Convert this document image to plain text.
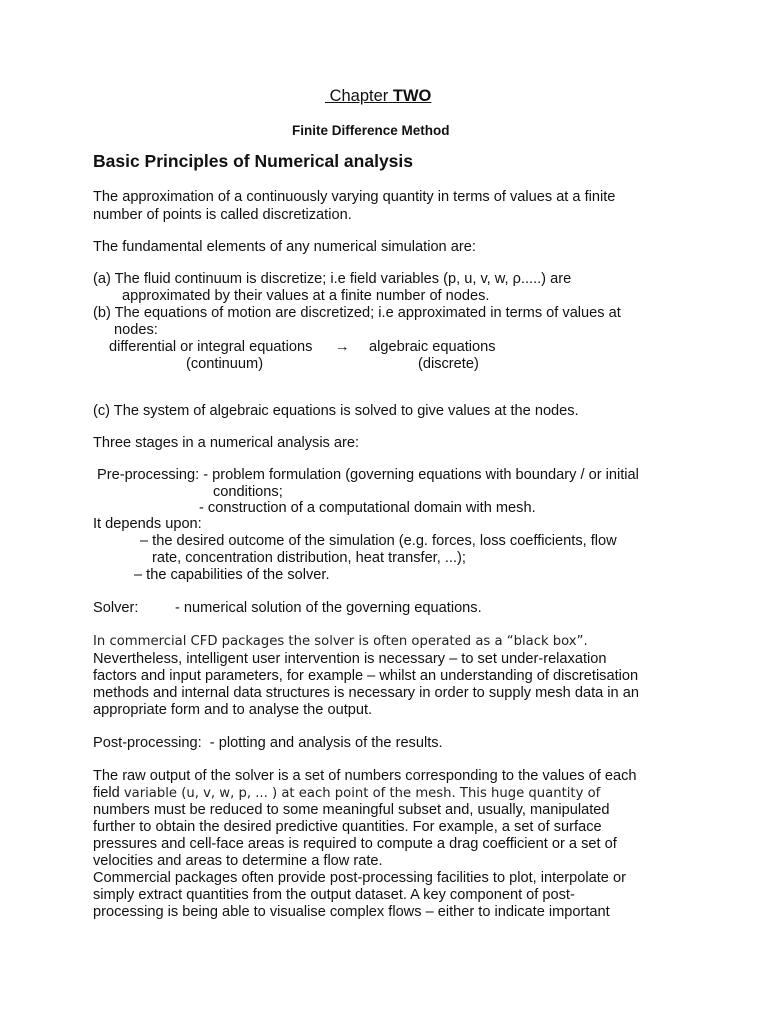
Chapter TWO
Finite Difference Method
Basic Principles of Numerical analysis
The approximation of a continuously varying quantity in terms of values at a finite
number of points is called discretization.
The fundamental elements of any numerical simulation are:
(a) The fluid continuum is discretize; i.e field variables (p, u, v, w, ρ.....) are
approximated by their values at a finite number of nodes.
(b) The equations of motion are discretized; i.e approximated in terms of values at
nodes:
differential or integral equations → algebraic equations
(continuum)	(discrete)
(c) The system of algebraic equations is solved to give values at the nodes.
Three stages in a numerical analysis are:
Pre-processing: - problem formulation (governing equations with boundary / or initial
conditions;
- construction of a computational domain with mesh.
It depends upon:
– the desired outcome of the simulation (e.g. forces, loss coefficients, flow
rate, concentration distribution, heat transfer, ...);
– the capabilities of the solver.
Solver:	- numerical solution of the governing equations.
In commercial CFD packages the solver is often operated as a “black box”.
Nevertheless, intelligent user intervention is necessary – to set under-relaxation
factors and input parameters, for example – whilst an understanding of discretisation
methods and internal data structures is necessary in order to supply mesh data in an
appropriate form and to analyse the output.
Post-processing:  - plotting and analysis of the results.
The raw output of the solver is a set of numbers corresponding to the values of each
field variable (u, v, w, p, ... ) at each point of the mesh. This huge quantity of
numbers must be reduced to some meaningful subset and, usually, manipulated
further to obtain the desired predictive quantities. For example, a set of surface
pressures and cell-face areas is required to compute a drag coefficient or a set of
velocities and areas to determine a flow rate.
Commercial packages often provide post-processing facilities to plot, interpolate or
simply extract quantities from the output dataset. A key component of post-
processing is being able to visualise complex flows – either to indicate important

» Given task: Produce an exact copy of each line of data, skipping embedded images.

» Answer below:
Convert this document image to plain text.
Chapter TWO
Finite Difference Method
Basic Principles of Numerical analysis
The approximation of a continuously varying quantity in terms of values at a finite
number of points is called discretization.
The fundamental elements of any numerical simulation are:
(a) The fluid continuum is discretize; i.e field variables (p, u, v, w, ρ.....) are
approximated by their values at a finite number of nodes.
(b) The equations of motion are discretized; i.e approximated in terms of values at
nodes:
differential or integral equations → algebraic equations
(continuum)	(discrete)
(c) The system of algebraic equations is solved to give values at the nodes.
Three stages in a numerical analysis are:
Pre-processing: - problem formulation (governing equations with boundary / or initial
conditions;
- construction of a computational domain with mesh.
It depends upon:
– the desired outcome of the simulation (e.g. forces, loss coefficients, flow
rate, concentration distribution, heat transfer, ...);
– the capabilities of the solver.
Solver:	- numerical solution of the governing equations.
In commercial CFD packages the solver is often operated as a “black box”.
Nevertheless, intelligent user intervention is necessary – to set under-relaxation
factors and input parameters, for example – whilst an understanding of discretisation
methods and internal data structures is necessary in order to supply mesh data in an
appropriate form and to analyse the output.
Post-processing:  - plotting and analysis of the results.
The raw output of the solver is a set of numbers corresponding to the values of each
field variable (u, v, w, p, ... ) at each point of the mesh. This huge quantity of
numbers must be reduced to some meaningful subset and, usually, manipulated
further to obtain the desired predictive quantities. For example, a set of surface
pressures and cell-face areas is required to compute a drag coefficient or a set of
velocities and areas to determine a flow rate.
Commercial packages often provide post-processing facilities to plot, interpolate or
simply extract quantities from the output dataset. A key component of post-
processing is being able to visualise complex flows – either to indicate important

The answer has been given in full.